* _Instruction_
Extract the text of each entry below exactly, leaving every image behind.
====== Extracted data
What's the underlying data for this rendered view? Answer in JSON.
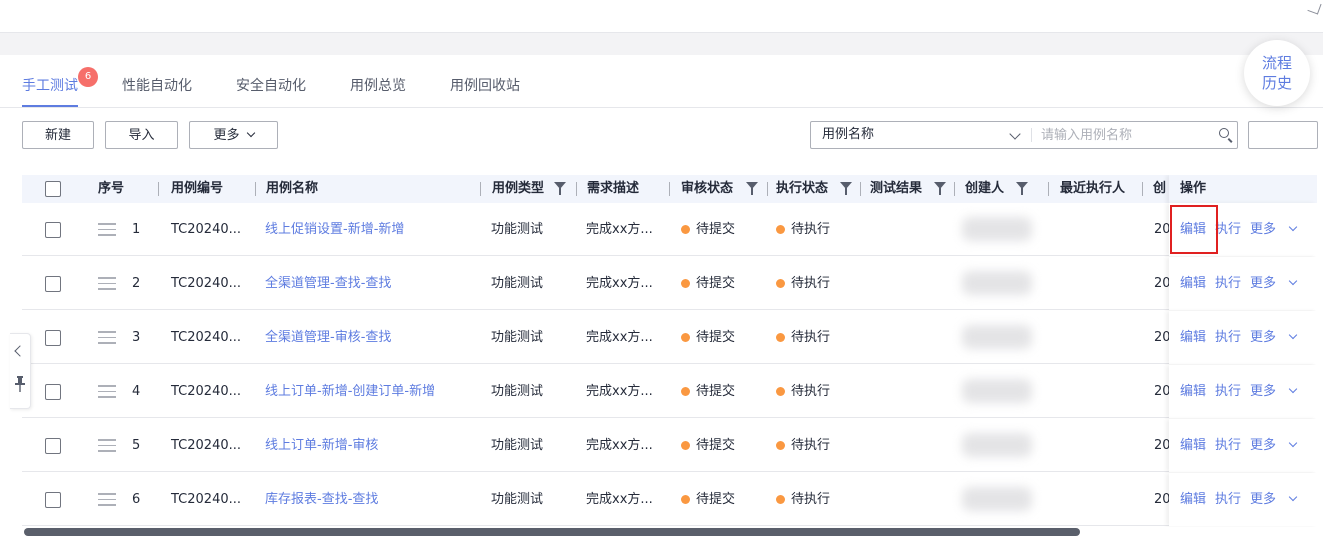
{
  "tabs": [
    {
      "label": "手工测试",
      "badge": "6",
      "active": true
    },
    {
      "label": "性能自动化"
    },
    {
      "label": "安全自动化"
    },
    {
      "label": "用例总览"
    },
    {
      "label": "用例回收站"
    }
  ],
  "toolbar": {
    "new_label": "新建",
    "import_label": "导入",
    "more_label": "更多"
  },
  "search": {
    "field_selected": "用例名称",
    "placeholder": "请输入用例名称"
  },
  "float_button": {
    "line1": "流程",
    "line2": "历史"
  },
  "table": {
    "columns": {
      "seq": "序号",
      "case_id": "用例编号",
      "case_name": "用例名称",
      "case_type": "用例类型",
      "requirement": "需求描述",
      "review_status": "审核状态",
      "exec_status": "执行状态",
      "test_result": "测试结果",
      "creator": "创建人",
      "last_executor": "最近执行人",
      "created_partial": "创",
      "actions": "操作"
    },
    "rows": [
      {
        "seq": "1",
        "id": "TC20240...",
        "name": "线上促销设置-新增-新增",
        "type": "功能测试",
        "desc": "完成xx方...",
        "review": "待提交",
        "exec": "待执行",
        "created": "20"
      },
      {
        "seq": "2",
        "id": "TC20240...",
        "name": "全渠道管理-查找-查找",
        "type": "功能测试",
        "desc": "完成xx方...",
        "review": "待提交",
        "exec": "待执行",
        "created": "20"
      },
      {
        "seq": "3",
        "id": "TC20240...",
        "name": "全渠道管理-审核-查找",
        "type": "功能测试",
        "desc": "完成xx方...",
        "review": "待提交",
        "exec": "待执行",
        "created": "20"
      },
      {
        "seq": "4",
        "id": "TC20240...",
        "name": "线上订单-新增-创建订单-新增",
        "type": "功能测试",
        "desc": "完成xx方...",
        "review": "待提交",
        "exec": "待执行",
        "created": "20"
      },
      {
        "seq": "5",
        "id": "TC20240...",
        "name": "线上订单-新增-审核",
        "type": "功能测试",
        "desc": "完成xx方...",
        "review": "待提交",
        "exec": "待执行",
        "created": "20"
      },
      {
        "seq": "6",
        "id": "TC20240...",
        "name": "库存报表-查找-查找",
        "type": "功能测试",
        "desc": "完成xx方...",
        "review": "待提交",
        "exec": "待执行",
        "created": "20"
      }
    ],
    "actions": {
      "edit": "编辑",
      "execute": "执行",
      "more": "更多"
    }
  },
  "colors": {
    "primary": "#5e7ce0",
    "status_dot": "#fa9841",
    "badge": "#f66f6a",
    "highlight": "#e02020"
  }
}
============
* _Right answer_
What's the underlying data for this rendered view? Answer in JSON.
{
  "tabs": [
    {
      "label": "手工测试",
      "badge": "6",
      "active": true
    },
    {
      "label": "性能自动化"
    },
    {
      "label": "安全自动化"
    },
    {
      "label": "用例总览"
    },
    {
      "label": "用例回收站"
    }
  ],
  "toolbar": {
    "new_label": "新建",
    "import_label": "导入",
    "more_label": "更多"
  },
  "search": {
    "field_selected": "用例名称",
    "placeholder": "请输入用例名称"
  },
  "float_button": {
    "line1": "流程",
    "line2": "历史"
  },
  "table": {
    "columns": {
      "seq": "序号",
      "case_id": "用例编号",
      "case_name": "用例名称",
      "case_type": "用例类型",
      "requirement": "需求描述",
      "review_status": "审核状态",
      "exec_status": "执行状态",
      "test_result": "测试结果",
      "creator": "创建人",
      "last_executor": "最近执行人",
      "created_partial": "创",
      "actions": "操作"
    },
    "rows": [
      {
        "seq": "1",
        "id": "TC20240...",
        "name": "线上促销设置-新增-新增",
        "type": "功能测试",
        "desc": "完成xx方...",
        "review": "待提交",
        "exec": "待执行",
        "created": "20"
      },
      {
        "seq": "2",
        "id": "TC20240...",
        "name": "全渠道管理-查找-查找",
        "type": "功能测试",
        "desc": "完成xx方...",
        "review": "待提交",
        "exec": "待执行",
        "created": "20"
      },
      {
        "seq": "3",
        "id": "TC20240...",
        "name": "全渠道管理-审核-查找",
        "type": "功能测试",
        "desc": "完成xx方...",
        "review": "待提交",
        "exec": "待执行",
        "created": "20"
      },
      {
        "seq": "4",
        "id": "TC20240...",
        "name": "线上订单-新增-创建订单-新增",
        "type": "功能测试",
        "desc": "完成xx方...",
        "review": "待提交",
        "exec": "待执行",
        "created": "20"
      },
      {
        "seq": "5",
        "id": "TC20240...",
        "name": "线上订单-新增-审核",
        "type": "功能测试",
        "desc": "完成xx方...",
        "review": "待提交",
        "exec": "待执行",
        "created": "20"
      },
      {
        "seq": "6",
        "id": "TC20240...",
        "name": "库存报表-查找-查找",
        "type": "功能测试",
        "desc": "完成xx方...",
        "review": "待提交",
        "exec": "待执行",
        "created": "20"
      }
    ],
    "actions": {
      "edit": "编辑",
      "execute": "执行",
      "more": "更多"
    }
  },
  "colors": {
    "primary": "#5e7ce0",
    "status_dot": "#fa9841",
    "badge": "#f66f6a",
    "highlight": "#e02020"
  }
}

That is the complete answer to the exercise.